_Exercise brief_
Recast every line of the data below as a Markdown table with the columns Row and Line. Number the rows, and skip blank lines and the pictures.

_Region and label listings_
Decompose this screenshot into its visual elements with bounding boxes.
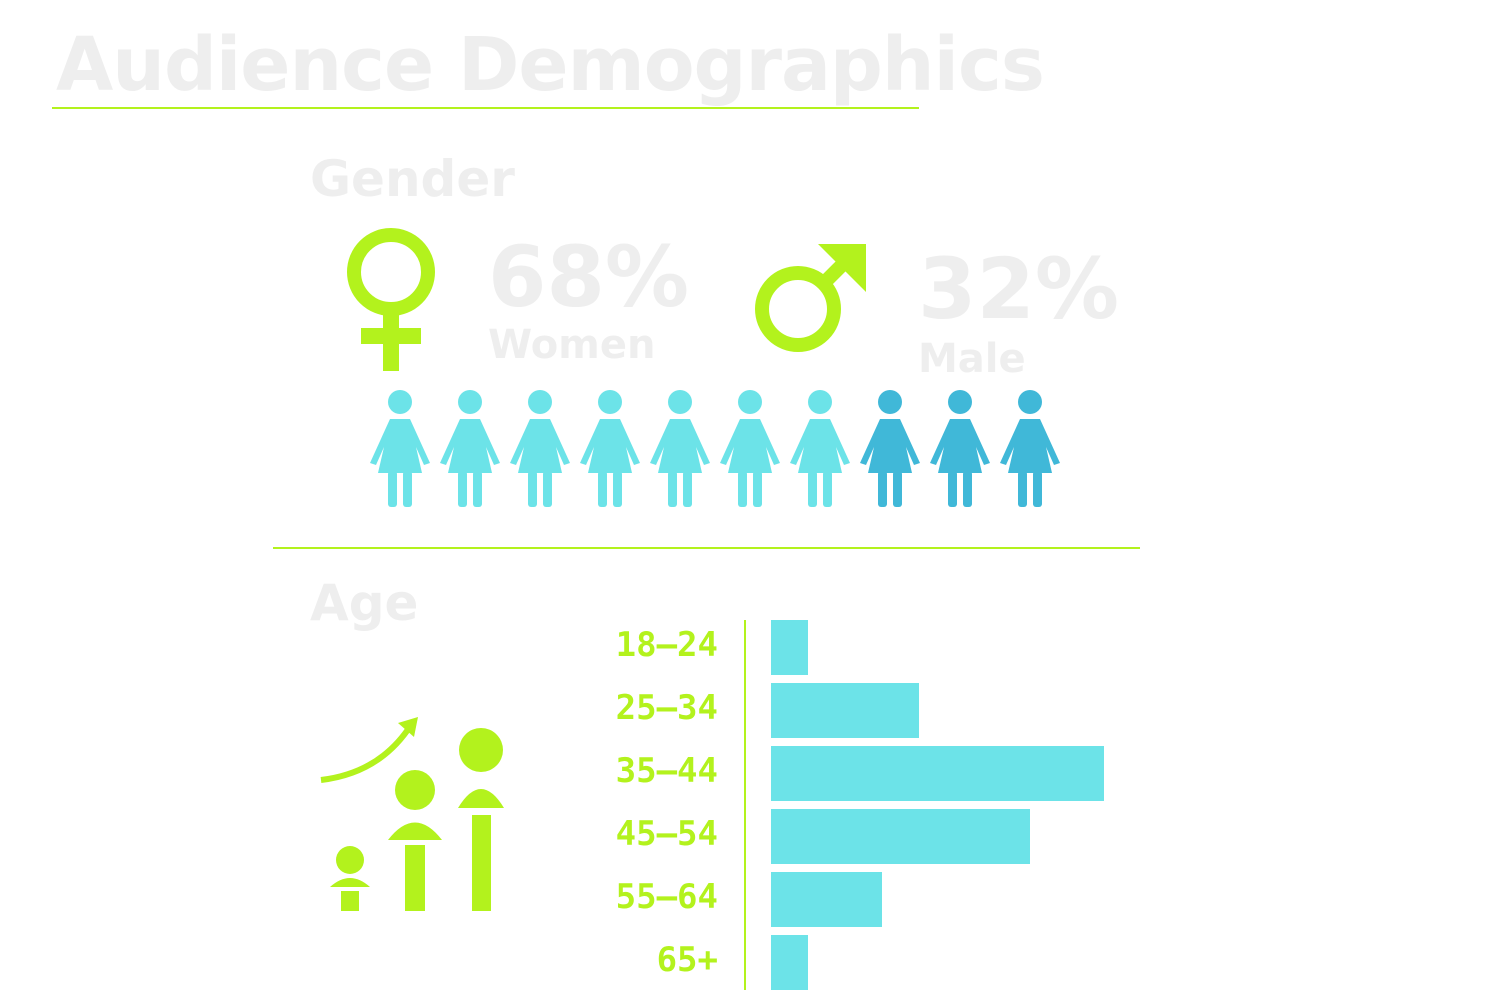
age-bar-chart [744,620,1104,990]
age-bar [771,935,808,990]
person-figure-icon [720,390,780,507]
section-divider [273,547,1140,549]
age-bar [771,746,1104,801]
person-figure-icon [650,390,710,507]
age-bar [771,872,882,927]
age-category-label: 65+ [656,940,718,980]
age-category-label: 25–34 [615,688,718,728]
women-label: Women [488,322,656,368]
age-category-label: 18–24 [615,625,718,665]
age-heading: Age [310,574,419,632]
male-label: Male [918,336,1026,382]
title-divider [52,107,919,109]
age-bar [771,683,919,738]
person-figure-icon [790,390,850,507]
male-symbol-icon [755,244,866,352]
people-figures [370,390,1060,507]
person-figure-icon [930,390,990,507]
male-percent: 32% [918,240,1120,338]
person-figure-icon [510,390,570,507]
page-title: Audience Demographics [56,22,1045,108]
person-figure-icon [580,390,640,507]
person-figure-icon [440,390,500,507]
gender-heading: Gender [310,150,515,208]
person-figure-icon [370,390,430,507]
female-symbol-icon [347,228,435,371]
age-category-label: 55–64 [615,877,718,917]
age-category-label: 35–44 [615,751,718,791]
age-bar [771,620,808,675]
person-figure-icon [1000,390,1060,507]
person-figure-icon [860,390,920,507]
age-growth-icon [320,717,504,911]
age-category-label: 45–54 [615,814,718,854]
age-bar [771,809,1030,864]
women-percent: 68% [488,228,690,326]
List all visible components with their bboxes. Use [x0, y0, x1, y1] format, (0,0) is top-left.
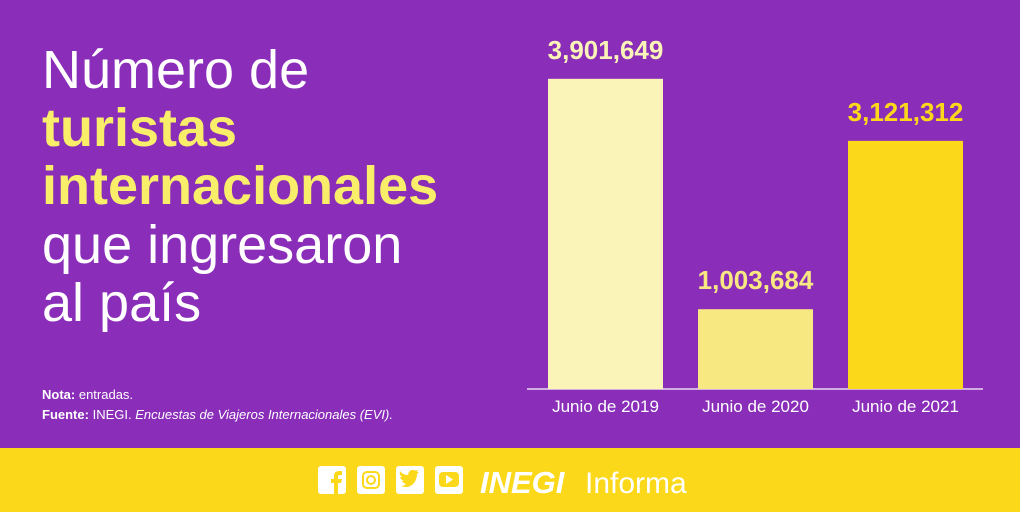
- bar: [548, 78, 663, 389]
- x-tick-label: Junio de 2020: [702, 397, 809, 416]
- value-label: 3,121,312: [848, 97, 964, 127]
- bar: [698, 309, 813, 389]
- bar: [848, 140, 963, 389]
- instagram-lens: [366, 475, 376, 485]
- title-line: turistas: [42, 98, 237, 158]
- title-line: Número de: [42, 40, 309, 100]
- source-label: Fuente:: [42, 407, 89, 422]
- source-text: INEGI.: [93, 407, 132, 422]
- title-line: al país: [42, 273, 201, 333]
- facebook-glyph: [331, 471, 342, 494]
- source: Fuente: INEGI. Encuestas de Viajeros Int…: [42, 407, 393, 422]
- note-text: entradas.: [79, 387, 133, 402]
- footer-brand: INEGI: [480, 465, 566, 500]
- youtube-play: [446, 475, 453, 484]
- x-tick-label: Junio de 2021: [852, 397, 959, 416]
- value-label: 1,003,684: [698, 265, 814, 295]
- value-label: 3,901,649: [548, 35, 664, 65]
- twitter-glyph: [399, 469, 419, 487]
- title-line: que ingresaron: [42, 215, 402, 275]
- footer-product: Informa: [585, 467, 687, 500]
- x-tick-label: Junio de 2019: [552, 397, 659, 416]
- instagram-icon: [357, 466, 385, 494]
- note-label: Nota:: [42, 387, 75, 402]
- instagram-glyph: [362, 471, 380, 489]
- title-line: internacionales: [42, 156, 438, 216]
- footer-band: [0, 448, 1020, 512]
- source-title: Encuestas de Viajeros Internacionales (E…: [135, 407, 393, 422]
- note: Nota: entradas.: [42, 387, 133, 402]
- social-icons: [318, 466, 463, 494]
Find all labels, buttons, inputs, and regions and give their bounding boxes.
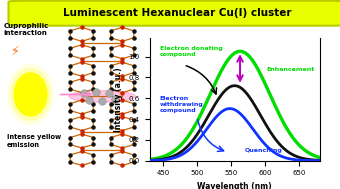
Text: Intense yellow
emission: Intense yellow emission — [7, 134, 61, 148]
FancyBboxPatch shape — [8, 1, 340, 26]
Circle shape — [14, 73, 47, 116]
Circle shape — [11, 69, 50, 120]
X-axis label: Wavelength (nm): Wavelength (nm) — [197, 182, 272, 189]
Text: ⚡: ⚡ — [11, 45, 20, 57]
Text: Enhancement: Enhancement — [267, 67, 315, 71]
Text: Cuprophilic
interaction: Cuprophilic interaction — [3, 23, 49, 36]
Text: Electron
withdrawing
compound: Electron withdrawing compound — [160, 96, 204, 113]
Text: Luminescent Hexanuclear Cu(I) cluster: Luminescent Hexanuclear Cu(I) cluster — [63, 8, 291, 18]
Y-axis label: Intensity (a.u.): Intensity (a.u.) — [114, 67, 123, 132]
Text: Quenching: Quenching — [245, 148, 283, 153]
Text: Electron donating
compound: Electron donating compound — [160, 46, 222, 57]
Circle shape — [8, 64, 53, 125]
Ellipse shape — [69, 91, 135, 102]
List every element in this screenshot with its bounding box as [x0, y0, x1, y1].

_Expected output_
| Row | Line |
|---|---|
| 1 | Decompose this screenshot into its visual elements with bounding boxes. |
| 2 | age-bar-chart [744,620,1104,990] |
| 3 | age-bar [771,935,808,990] |
| 4 | person-figure-icon [720,390,780,507] |
| 5 | section-divider [273,547,1140,549] |
| 6 | age-bar [771,746,1104,801] |
| 7 | person-figure-icon [650,390,710,507] |
| 8 | age-bar [771,872,882,927] |
| 9 | age-category-label: 65+ [656,940,718,980] |
| 10 | age-category-label: 25–34 [615,688,718,728] |
| 11 | women-label: Women [488,322,656,368] |
| 12 | age-category-label: 18–24 [615,625,718,665] |
| 13 | age-heading: Age [310,574,419,632] |
| 14 | male-label: Male [918,336,1026,382] |
| 15 | title-divider [52,107,919,109] |
| 16 | age-bar [771,683,919,738] |
| 17 | person-figure-icon [790,390,850,507] |
| 18 | male-symbol-icon [755,244,866,352] |
| 19 | people-figures [370,390,1060,507] |
| 20 | person-figure-icon [930,390,990,507] |
| 21 | male-percent: 32% [918,240,1120,338] |
| 22 | person-figure-icon [510,390,570,507] |
| 23 | page-title: Audience Demographics [56,22,1045,108] |
| 24 | person-figure-icon [580,390,640,507] |
| 25 | person-figure-icon [440,390,500,507] |
| 26 | gender-heading: Gender [310,150,515,208] |
| 27 | person-figure-icon [370,390,430,507] |
| 28 | female-symbol-icon [347,228,435,371] |
| 29 | age-category-label: 55–64 [615,877,718,917] |
| 30 | age-category-label: 35–44 [615,751,718,791] |
| 31 | age-bar [771,620,808,675] |
| 32 | person-figure-icon [1000,390,1060,507] |
| 33 | person-figure-icon [860,390,920,507] |
| 34 | age-growth-icon [320,717,504,911] |
| 35 | age-category-label: 45–54 [615,814,718,854] |
| 36 | age-bar [771,809,1030,864] |
| 37 | women-percent: 68% [488,228,690,326] |
| 38 | List all visible components with their bboxes. Use [x0, y0, x1, y1] format, (0,0) is top-left. |
| 39 | - bar: [548, 78, 663, 389] |
| 40 | - x-tick-label: Junio de 2020: [702, 397, 809, 416] |
| 41 | - value-label: 3,121,312: [848, 97, 964, 127] |
| 42 | - bar: [698, 309, 813, 389] |
| 43 | - bar: [848, 140, 963, 389] |
| 44 | - instagram-lens: [366, 475, 376, 485] |
| 45 | - title-line: turistas: [42, 98, 237, 158] |
| 46 | - title-line: Número de: [42, 40, 309, 100] |
| 47 | - source-label: Fuente:: [42, 407, 89, 422] |
| 48 | - source-text: INEGI.: [93, 407, 132, 422] |
| 49 | - title-line: al país: [42, 273, 201, 333] |
| 50 | - facebook-glyph: [331, 471, 342, 494] |
| 51 | - source: Fuente: INEGI. Encuestas de Viajeros Int…: [42, 407, 393, 422] |
| 52 | - note-text: entradas.: [79, 387, 133, 402] |
| 53 | - footer-brand: INEGI: [480, 465, 566, 500] |
| 54 | - youtube-play: [446, 475, 453, 484] |
| 55 | - x-tick-label: Junio de 2021: [852, 397, 959, 416] |
| 56 | - value-label: 1,003,684: [698, 265, 814, 295] |
| 57 | - value-label: 3,901,649: [548, 35, 664, 65] |
| 58 | - twitter-glyph: [399, 469, 419, 487] |
| 59 | - title-line: que ingresaron: [42, 215, 402, 275] |
| 60 | - footer-product: Informa: [585, 467, 687, 500] |
| 61 | - x-tick-label: Junio de 2019: [552, 397, 659, 416] |
| 62 | - instagram-icon: [357, 466, 385, 494] |
| 63 | - note-label: Nota:: [42, 387, 75, 402] |
| 64 | - instagram-glyph: [362, 471, 380, 489] |
| 65 | - title-line: internacionales: [42, 156, 438, 216] |
| 66 | - footer-band: [0, 448, 1020, 512] |
| 67 | - source-title: Encuestas de Viajeros Internacionales (E…: [135, 407, 393, 422] |
| 68 | - note: Nota: entradas.: [42, 387, 133, 402] |
| 69 | - social-icons: [318, 466, 463, 494] |
| 70 | Find all labels, buttons, inputs, and regions and give their bounding boxes. |
| 71 | Text: Intense yellow |
| 72 | emission: Intense yellow emission — [7, 134, 61, 148] |
| 73 | FancyBboxPatch shape — [8, 1, 340, 26] |
| 74 | Circle shape — [14, 73, 47, 116] |
| 75 | Circle shape — [11, 69, 50, 120] |
| 76 | X-axis label: Wavelength (nm): Wavelength (nm) — [197, 182, 272, 189] |
| 77 | Text: ⚡: ⚡ — [11, 45, 20, 57] |
| 78 | Text: Enhancement: Enhancement — [267, 67, 315, 71] |
| 79 | Text: Cuprophilic |
| 80 | interaction: Cuprophilic interaction — [3, 23, 49, 36] |
| 81 | Text: Electron |
| 82 | withdrawing |
| 83 | compound: Electron withdrawing compound — [160, 96, 204, 113] |
| 84 | Text: Luminescent Hexanuclear Cu(I) cluster: Luminescent Hexanuclear Cu(I) cluster — [63, 8, 291, 18] |
| 85 | Y-axis label: Intensity (a.u.): Intensity (a.u.) — [114, 67, 123, 132] |
| 86 | Text: Quenching: Quenching — [245, 148, 283, 153] |
| 87 | Text: Electron donating |
| 88 | compound: Electron donating compound — [160, 46, 222, 57] |
| 89 | Circle shape — [8, 64, 53, 125] |
| 90 | Ellipse shape — [69, 91, 135, 102] |
| 91 | List every element in this screenshot with its bounding box as [x0, y0, x1, y1]. |